Problem details: Copy out all lines in the data below containing the string "boxes".

Data entries:
= = =

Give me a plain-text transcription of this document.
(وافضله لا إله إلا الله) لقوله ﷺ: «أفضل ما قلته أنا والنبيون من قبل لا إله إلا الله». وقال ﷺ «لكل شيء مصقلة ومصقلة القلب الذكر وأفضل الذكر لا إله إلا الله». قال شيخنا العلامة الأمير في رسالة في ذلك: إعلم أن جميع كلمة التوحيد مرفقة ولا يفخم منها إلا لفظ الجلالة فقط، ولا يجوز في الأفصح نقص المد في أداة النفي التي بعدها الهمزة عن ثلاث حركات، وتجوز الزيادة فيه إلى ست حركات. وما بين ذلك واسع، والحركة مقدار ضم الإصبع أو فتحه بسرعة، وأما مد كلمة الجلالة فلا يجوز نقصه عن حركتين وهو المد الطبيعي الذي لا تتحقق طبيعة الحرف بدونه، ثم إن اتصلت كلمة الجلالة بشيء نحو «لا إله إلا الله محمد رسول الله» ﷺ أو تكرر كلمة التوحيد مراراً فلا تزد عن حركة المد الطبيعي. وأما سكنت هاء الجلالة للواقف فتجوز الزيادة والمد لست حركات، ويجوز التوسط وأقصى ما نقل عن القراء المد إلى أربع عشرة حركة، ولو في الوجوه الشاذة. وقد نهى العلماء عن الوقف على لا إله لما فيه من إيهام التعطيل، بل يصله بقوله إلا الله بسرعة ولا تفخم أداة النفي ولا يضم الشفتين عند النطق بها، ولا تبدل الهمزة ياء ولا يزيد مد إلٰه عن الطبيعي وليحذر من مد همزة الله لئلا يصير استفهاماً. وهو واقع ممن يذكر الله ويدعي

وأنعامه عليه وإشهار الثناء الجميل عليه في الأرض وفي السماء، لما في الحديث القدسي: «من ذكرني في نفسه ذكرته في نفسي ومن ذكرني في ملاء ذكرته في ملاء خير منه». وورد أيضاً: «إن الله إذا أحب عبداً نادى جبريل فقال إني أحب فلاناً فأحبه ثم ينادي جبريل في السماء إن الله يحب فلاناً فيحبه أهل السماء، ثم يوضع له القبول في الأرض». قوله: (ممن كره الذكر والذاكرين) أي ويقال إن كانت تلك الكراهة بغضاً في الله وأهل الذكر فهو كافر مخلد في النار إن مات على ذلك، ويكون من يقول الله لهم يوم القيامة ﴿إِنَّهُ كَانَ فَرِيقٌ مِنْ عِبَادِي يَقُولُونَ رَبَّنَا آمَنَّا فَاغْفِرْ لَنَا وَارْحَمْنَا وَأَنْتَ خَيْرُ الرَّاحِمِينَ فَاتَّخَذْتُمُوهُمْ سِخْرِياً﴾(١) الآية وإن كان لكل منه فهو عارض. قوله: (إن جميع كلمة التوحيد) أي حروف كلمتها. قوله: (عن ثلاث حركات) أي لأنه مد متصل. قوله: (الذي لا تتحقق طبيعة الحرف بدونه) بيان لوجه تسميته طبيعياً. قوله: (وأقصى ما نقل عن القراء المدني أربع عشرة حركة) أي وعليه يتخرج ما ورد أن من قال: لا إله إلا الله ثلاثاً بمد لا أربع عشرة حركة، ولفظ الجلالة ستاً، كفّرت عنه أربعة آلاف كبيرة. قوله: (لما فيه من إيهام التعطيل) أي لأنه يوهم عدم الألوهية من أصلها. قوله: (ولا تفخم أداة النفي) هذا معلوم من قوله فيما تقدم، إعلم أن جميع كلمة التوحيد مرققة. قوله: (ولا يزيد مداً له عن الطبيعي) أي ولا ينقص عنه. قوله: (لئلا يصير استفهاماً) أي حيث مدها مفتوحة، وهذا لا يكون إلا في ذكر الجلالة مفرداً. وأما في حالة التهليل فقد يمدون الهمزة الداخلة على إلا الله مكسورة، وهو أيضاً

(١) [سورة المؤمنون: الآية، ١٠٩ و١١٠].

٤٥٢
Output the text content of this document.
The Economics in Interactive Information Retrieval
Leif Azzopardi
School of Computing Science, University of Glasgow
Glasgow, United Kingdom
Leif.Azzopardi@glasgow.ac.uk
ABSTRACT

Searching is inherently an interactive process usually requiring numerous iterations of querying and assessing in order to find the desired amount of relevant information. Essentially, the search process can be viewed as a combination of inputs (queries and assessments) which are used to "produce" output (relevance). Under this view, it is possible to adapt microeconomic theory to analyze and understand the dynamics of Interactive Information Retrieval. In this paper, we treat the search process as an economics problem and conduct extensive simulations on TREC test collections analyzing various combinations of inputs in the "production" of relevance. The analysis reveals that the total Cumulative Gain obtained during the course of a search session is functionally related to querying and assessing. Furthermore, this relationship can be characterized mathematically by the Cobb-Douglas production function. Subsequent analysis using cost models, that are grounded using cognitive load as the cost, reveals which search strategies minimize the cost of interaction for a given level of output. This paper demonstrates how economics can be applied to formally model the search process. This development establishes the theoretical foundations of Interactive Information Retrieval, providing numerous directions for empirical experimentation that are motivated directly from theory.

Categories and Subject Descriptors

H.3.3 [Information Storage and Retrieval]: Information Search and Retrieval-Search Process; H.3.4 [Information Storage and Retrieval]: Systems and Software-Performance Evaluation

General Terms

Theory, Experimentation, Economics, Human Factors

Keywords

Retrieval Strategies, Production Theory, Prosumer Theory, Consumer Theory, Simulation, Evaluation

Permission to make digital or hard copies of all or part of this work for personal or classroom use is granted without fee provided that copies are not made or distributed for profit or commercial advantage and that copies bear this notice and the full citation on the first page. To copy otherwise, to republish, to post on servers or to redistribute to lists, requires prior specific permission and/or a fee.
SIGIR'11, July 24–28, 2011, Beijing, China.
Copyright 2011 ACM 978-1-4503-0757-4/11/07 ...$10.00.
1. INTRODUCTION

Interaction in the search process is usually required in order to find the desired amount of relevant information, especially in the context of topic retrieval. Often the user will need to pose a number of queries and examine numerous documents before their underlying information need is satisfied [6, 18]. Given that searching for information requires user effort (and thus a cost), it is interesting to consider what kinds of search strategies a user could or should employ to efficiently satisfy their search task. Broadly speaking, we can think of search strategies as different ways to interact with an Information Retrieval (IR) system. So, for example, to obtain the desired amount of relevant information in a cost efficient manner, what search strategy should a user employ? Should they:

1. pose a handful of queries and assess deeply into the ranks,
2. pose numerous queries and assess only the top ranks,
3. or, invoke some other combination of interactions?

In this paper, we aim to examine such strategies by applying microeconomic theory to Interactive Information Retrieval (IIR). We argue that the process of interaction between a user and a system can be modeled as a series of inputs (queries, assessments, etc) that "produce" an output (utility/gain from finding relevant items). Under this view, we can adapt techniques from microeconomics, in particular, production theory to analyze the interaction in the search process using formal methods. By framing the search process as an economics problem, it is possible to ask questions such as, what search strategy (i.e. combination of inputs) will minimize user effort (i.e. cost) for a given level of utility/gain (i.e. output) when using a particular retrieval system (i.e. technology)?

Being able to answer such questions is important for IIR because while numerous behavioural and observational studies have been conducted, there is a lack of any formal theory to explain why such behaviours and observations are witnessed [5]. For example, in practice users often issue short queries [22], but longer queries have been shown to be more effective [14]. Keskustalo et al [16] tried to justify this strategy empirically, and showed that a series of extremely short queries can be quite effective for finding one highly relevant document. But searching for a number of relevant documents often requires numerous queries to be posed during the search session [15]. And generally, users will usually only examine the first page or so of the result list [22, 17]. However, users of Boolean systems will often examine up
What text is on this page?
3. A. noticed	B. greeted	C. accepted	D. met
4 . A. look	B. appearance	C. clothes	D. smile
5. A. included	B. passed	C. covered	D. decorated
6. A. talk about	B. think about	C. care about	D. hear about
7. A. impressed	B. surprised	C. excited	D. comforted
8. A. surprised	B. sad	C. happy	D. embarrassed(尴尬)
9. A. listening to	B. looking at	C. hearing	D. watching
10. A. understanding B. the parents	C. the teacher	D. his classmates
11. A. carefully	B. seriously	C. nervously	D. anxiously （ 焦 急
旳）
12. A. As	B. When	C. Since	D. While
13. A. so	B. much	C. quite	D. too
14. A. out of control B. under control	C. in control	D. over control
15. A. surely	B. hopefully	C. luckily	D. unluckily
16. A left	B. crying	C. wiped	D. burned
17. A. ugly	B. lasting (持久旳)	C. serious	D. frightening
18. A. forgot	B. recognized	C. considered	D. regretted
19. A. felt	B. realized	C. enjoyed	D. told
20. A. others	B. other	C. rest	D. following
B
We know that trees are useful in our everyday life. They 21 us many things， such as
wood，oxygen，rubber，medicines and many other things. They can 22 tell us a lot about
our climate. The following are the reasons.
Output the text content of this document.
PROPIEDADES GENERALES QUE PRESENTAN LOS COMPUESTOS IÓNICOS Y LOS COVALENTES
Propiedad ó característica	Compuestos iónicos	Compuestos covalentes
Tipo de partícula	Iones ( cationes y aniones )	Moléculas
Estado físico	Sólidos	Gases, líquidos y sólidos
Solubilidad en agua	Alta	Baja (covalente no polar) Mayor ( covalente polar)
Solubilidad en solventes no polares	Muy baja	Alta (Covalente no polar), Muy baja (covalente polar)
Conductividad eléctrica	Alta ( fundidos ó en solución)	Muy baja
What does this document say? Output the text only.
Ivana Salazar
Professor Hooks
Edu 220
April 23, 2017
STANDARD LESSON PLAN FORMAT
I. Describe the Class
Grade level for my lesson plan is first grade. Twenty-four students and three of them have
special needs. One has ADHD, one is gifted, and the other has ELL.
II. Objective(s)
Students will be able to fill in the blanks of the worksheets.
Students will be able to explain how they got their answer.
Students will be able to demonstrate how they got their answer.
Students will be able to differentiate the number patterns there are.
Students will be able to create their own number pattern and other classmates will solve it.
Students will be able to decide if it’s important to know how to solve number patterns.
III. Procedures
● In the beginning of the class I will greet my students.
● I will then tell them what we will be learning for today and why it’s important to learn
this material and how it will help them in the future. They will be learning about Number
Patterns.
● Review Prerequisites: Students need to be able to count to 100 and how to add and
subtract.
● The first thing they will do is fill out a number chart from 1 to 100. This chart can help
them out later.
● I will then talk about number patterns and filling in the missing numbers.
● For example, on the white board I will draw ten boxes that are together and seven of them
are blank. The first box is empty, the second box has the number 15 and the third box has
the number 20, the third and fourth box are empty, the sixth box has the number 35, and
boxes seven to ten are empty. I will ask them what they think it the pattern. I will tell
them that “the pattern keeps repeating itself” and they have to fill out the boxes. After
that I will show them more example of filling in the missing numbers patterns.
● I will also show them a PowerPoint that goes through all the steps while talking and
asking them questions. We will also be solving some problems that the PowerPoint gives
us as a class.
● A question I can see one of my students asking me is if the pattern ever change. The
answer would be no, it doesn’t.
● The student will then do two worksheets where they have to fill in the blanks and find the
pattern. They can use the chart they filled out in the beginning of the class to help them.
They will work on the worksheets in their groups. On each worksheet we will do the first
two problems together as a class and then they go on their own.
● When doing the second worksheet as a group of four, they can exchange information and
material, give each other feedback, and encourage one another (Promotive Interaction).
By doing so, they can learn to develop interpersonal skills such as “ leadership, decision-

= = =

Expected answer:
● For example, on the white board I will draw ten boxes that are together and seven of them
boxes seven to ten are empty. I will ask them what they think it the pattern. I will tell
them that “the pattern keeps repeating itself” and they have to fill out the boxes. After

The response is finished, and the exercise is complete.